=== Task description ===
Reproduce every record below exactly as written, but leave out any pictures.

(Collection entries)
────────────────

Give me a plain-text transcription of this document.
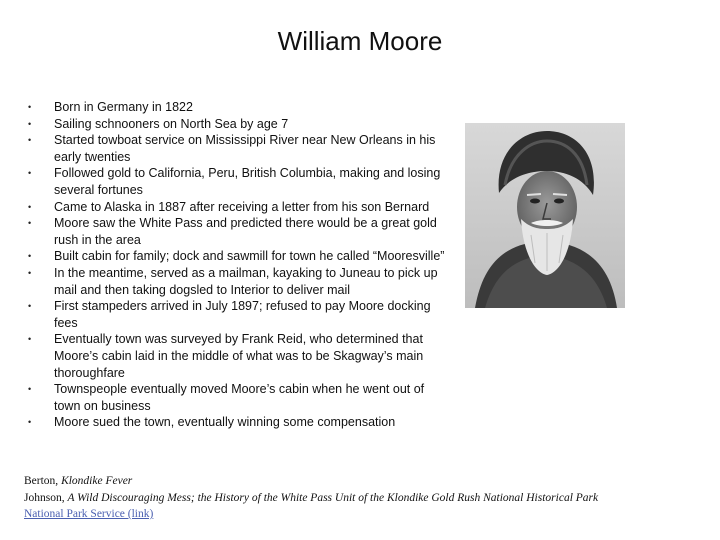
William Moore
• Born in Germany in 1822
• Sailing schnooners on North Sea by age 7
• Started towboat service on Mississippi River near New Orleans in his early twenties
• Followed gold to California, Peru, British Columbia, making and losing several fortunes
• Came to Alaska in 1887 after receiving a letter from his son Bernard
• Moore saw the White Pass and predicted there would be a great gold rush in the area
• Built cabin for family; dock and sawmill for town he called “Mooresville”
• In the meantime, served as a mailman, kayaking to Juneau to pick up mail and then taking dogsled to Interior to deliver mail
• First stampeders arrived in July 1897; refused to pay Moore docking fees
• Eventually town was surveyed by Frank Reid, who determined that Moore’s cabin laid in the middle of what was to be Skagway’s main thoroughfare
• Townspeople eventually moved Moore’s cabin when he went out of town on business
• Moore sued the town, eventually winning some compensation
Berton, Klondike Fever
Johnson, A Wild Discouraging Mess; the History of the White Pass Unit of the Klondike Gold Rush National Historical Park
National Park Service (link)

────────────────

=== Full answer ===
Give me a plain-text transcription of this document.
William Moore
• Born in Germany in 1822
• Sailing schnooners on North Sea by age 7
• Started towboat service on Mississippi River near New Orleans in his early twenties
• Followed gold to California, Peru, British Columbia, making and losing several fortunes
• Came to Alaska in 1887 after receiving a letter from his son Bernard
• Moore saw the White Pass and predicted there would be a great gold rush in the area
• Built cabin for family; dock and sawmill for town he called “Mooresville”
• In the meantime, served as a mailman, kayaking to Juneau to pick up mail and then taking dogsled to Interior to deliver mail
• First stampeders arrived in July 1897; refused to pay Moore docking fees
• Eventually town was surveyed by Frank Reid, who determined that Moore’s cabin laid in the middle of what was to be Skagway’s main thoroughfare
• Townspeople eventually moved Moore’s cabin when he went out of town on business
• Moore sued the town, eventually winning some compensation
Berton, Klondike Fever
Johnson, A Wild Discouraging Mess; the History of the White Pass Unit of the Klondike Gold Rush National Historical Park
National Park Service (link)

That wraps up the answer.